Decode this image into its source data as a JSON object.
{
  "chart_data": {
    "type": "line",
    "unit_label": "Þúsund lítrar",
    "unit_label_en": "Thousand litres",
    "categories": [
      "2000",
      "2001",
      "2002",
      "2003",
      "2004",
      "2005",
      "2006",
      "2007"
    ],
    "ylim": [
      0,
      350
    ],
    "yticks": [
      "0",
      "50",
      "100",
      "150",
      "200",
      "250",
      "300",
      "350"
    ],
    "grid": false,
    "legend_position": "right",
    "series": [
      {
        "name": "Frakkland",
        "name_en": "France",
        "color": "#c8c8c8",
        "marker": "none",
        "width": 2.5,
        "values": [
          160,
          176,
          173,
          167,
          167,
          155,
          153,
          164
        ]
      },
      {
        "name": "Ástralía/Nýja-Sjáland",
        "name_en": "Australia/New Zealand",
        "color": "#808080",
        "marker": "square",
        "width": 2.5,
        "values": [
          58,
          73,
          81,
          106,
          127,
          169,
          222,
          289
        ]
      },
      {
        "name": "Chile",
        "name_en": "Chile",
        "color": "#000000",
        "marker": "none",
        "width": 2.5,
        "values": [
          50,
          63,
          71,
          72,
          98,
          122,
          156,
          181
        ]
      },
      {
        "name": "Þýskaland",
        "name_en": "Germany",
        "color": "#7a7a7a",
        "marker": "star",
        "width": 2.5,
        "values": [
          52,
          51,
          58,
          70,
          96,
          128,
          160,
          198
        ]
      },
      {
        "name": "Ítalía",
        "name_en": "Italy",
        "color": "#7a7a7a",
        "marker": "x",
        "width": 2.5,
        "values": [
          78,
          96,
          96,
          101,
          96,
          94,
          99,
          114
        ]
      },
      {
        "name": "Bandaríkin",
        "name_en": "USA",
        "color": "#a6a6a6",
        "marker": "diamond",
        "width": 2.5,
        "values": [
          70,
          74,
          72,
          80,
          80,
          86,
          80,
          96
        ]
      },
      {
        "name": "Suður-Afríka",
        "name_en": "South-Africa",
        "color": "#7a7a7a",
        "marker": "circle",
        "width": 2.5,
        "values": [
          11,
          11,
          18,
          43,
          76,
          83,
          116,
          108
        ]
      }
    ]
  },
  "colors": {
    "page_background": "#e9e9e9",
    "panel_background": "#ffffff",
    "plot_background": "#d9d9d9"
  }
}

#### [What you will do]
Reproduce the material exactly, with every line intact.

#### [Expected answer]
Decode this image into its source data as a JSON object.
{
  "chart_data": {
    "type": "line",
    "unit_label": "Þúsund lítrar",
    "unit_label_en": "Thousand litres",
    "categories": [
      "2000",
      "2001",
      "2002",
      "2003",
      "2004",
      "2005",
      "2006",
      "2007"
    ],
    "ylim": [
      0,
      350
    ],
    "yticks": [
      "0",
      "50",
      "100",
      "150",
      "200",
      "250",
      "300",
      "350"
    ],
    "grid": false,
    "legend_position": "right",
    "series": [
      {
        "name": "Frakkland",
        "name_en": "France",
        "color": "#c8c8c8",
        "marker": "none",
        "width": 2.5,
        "values": [
          160,
          176,
          173,
          167,
          167,
          155,
          153,
          164
        ]
      },
      {
        "name": "Ástralía/Nýja-Sjáland",
        "name_en": "Australia/New Zealand",
        "color": "#808080",
        "marker": "square",
        "width": 2.5,
        "values": [
          58,
          73,
          81,
          106,
          127,
          169,
          222,
          289
        ]
      },
      {
        "name": "Chile",
        "name_en": "Chile",
        "color": "#000000",
        "marker": "none",
        "width": 2.5,
        "values": [
          50,
          63,
          71,
          72,
          98,
          122,
          156,
          181
        ]
      },
      {
        "name": "Þýskaland",
        "name_en": "Germany",
        "color": "#7a7a7a",
        "marker": "star",
        "width": 2.5,
        "values": [
          52,
          51,
          58,
          70,
          96,
          128,
          160,
          198
        ]
      },
      {
        "name": "Ítalía",
        "name_en": "Italy",
        "color": "#7a7a7a",
        "marker": "x",
        "width": 2.5,
        "values": [
          78,
          96,
          96,
          101,
          96,
          94,
          99,
          114
        ]
      },
      {
        "name": "Bandaríkin",
        "name_en": "USA",
        "color": "#a6a6a6",
        "marker": "diamond",
        "width": 2.5,
        "values": [
          70,
          74,
          72,
          80,
          80,
          86,
          80,
          96
        ]
      },
      {
        "name": "Suður-Afríka",
        "name_en": "South-Africa",
        "color": "#7a7a7a",
        "marker": "circle",
        "width": 2.5,
        "values": [
          11,
          11,
          18,
          43,
          76,
          83,
          116,
          108
        ]
      }
    ]
  },
  "colors": {
    "page_background": "#e9e9e9",
    "panel_background": "#ffffff",
    "plot_background": "#d9d9d9"
  }
}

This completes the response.